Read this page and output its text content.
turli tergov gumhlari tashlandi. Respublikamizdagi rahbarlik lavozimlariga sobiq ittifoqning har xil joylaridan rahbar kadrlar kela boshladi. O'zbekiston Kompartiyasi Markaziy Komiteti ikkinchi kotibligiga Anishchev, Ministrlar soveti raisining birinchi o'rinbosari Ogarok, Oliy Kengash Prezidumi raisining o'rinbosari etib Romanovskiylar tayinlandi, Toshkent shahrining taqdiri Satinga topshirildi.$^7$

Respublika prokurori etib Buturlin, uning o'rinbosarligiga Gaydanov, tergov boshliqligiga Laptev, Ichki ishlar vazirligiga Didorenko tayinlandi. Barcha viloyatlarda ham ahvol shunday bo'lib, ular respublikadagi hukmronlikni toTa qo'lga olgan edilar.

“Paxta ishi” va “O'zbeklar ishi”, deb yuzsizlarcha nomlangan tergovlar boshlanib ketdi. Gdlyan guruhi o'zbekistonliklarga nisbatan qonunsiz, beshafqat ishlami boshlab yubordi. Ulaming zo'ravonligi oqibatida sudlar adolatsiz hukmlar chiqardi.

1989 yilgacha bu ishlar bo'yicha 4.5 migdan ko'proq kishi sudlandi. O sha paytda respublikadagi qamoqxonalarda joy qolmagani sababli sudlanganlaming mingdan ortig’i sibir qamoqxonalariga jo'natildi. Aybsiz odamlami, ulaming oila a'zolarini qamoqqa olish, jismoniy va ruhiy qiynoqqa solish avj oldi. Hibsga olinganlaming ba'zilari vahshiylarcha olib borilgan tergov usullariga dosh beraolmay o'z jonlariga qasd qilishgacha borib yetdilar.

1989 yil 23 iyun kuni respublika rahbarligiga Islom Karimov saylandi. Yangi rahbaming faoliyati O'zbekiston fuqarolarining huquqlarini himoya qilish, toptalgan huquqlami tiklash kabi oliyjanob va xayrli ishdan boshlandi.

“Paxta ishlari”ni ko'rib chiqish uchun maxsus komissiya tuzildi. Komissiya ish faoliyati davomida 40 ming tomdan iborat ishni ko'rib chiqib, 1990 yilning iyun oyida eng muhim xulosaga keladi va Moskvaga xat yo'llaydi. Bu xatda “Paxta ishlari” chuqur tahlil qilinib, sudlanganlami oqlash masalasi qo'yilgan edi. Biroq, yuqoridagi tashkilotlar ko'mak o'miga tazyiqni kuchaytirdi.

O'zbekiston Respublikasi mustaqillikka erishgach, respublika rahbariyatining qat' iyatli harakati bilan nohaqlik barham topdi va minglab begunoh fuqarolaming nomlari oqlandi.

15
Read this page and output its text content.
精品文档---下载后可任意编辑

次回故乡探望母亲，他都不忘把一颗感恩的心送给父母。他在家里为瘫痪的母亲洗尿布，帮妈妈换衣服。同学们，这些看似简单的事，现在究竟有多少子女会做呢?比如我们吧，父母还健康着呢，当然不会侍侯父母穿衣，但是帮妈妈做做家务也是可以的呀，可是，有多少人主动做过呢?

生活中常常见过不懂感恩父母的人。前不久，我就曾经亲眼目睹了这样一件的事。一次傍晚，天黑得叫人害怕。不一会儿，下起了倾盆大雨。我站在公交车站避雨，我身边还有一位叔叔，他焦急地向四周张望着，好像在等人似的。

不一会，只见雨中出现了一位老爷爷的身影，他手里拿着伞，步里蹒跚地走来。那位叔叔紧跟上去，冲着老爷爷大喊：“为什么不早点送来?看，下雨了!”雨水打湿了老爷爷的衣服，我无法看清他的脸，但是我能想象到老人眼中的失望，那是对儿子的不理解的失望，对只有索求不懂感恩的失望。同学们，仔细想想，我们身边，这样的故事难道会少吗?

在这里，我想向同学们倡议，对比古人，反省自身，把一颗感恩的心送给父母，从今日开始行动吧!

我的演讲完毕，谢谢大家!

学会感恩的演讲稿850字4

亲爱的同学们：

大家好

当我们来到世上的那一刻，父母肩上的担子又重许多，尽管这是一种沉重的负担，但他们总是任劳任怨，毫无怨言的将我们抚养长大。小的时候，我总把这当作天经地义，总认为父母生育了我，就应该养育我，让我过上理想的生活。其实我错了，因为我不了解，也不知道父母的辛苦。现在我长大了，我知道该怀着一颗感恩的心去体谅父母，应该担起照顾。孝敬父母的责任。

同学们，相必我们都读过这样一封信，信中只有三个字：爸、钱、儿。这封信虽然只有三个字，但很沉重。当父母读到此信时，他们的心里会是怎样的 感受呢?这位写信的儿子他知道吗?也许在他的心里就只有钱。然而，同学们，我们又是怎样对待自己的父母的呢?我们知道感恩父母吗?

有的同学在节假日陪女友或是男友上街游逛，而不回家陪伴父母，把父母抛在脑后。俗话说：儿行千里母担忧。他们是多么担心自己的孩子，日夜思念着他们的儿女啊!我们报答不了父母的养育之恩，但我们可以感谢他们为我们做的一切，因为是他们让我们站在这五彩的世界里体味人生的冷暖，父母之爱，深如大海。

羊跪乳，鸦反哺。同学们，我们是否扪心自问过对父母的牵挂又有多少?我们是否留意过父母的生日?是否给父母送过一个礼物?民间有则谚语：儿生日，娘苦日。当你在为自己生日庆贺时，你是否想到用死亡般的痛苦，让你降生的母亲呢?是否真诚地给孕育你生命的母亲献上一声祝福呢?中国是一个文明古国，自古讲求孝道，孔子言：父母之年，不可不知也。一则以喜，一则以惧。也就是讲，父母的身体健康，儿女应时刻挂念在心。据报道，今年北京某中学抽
^^^^^^^^^^^^^^^^
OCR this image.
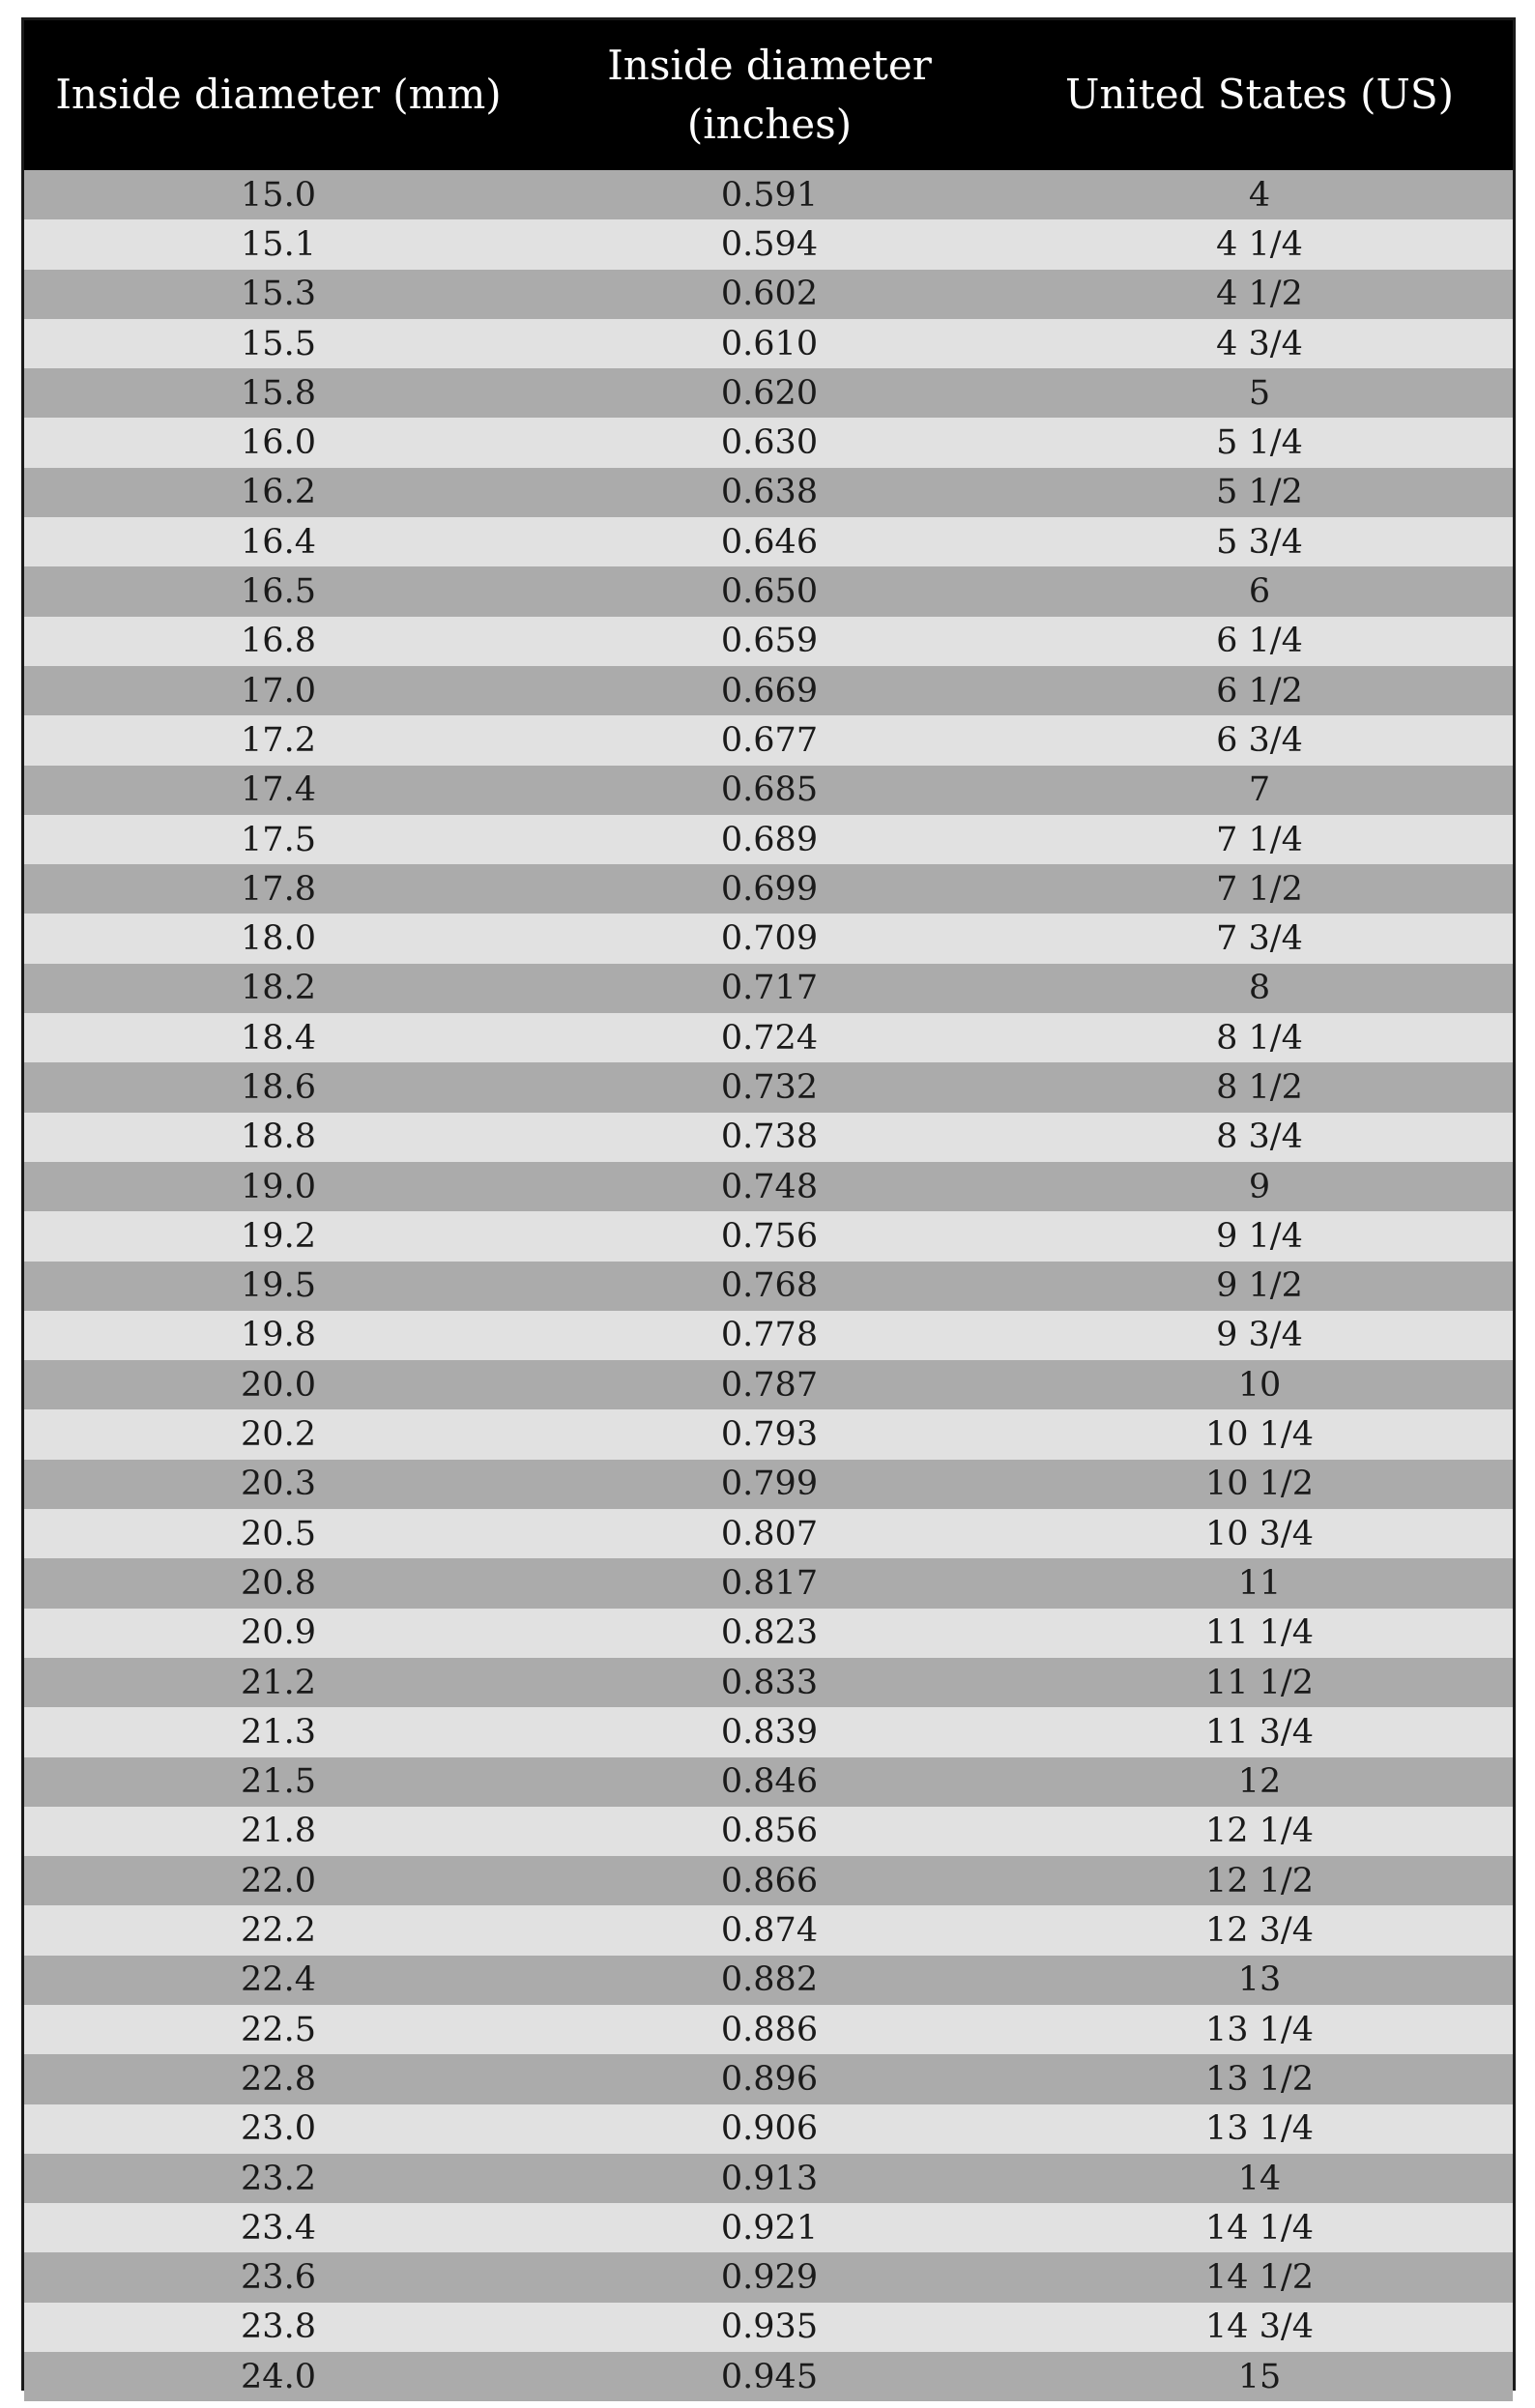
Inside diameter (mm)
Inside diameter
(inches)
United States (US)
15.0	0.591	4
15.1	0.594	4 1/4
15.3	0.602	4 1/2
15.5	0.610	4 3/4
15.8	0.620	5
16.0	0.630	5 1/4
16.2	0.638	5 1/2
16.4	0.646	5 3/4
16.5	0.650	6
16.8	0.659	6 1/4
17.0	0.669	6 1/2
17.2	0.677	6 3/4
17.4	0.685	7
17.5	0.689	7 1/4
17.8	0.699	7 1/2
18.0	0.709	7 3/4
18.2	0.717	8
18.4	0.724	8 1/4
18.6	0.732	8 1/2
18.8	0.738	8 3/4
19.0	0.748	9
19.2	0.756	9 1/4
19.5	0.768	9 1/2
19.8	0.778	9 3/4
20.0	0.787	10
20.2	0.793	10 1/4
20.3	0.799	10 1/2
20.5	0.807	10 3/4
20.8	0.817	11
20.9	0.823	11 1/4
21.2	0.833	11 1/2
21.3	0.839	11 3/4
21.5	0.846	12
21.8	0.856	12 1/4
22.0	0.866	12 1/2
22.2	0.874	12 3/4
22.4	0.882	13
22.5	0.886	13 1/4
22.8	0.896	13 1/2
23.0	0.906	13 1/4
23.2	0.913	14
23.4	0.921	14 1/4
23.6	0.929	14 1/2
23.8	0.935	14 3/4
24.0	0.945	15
^^^^^^^^^^^^^^^^
* _Your instructions_
Show the lines of the material that contain the word "diameter".

* _Correct output_
Inside diameter (mm)
Inside diameter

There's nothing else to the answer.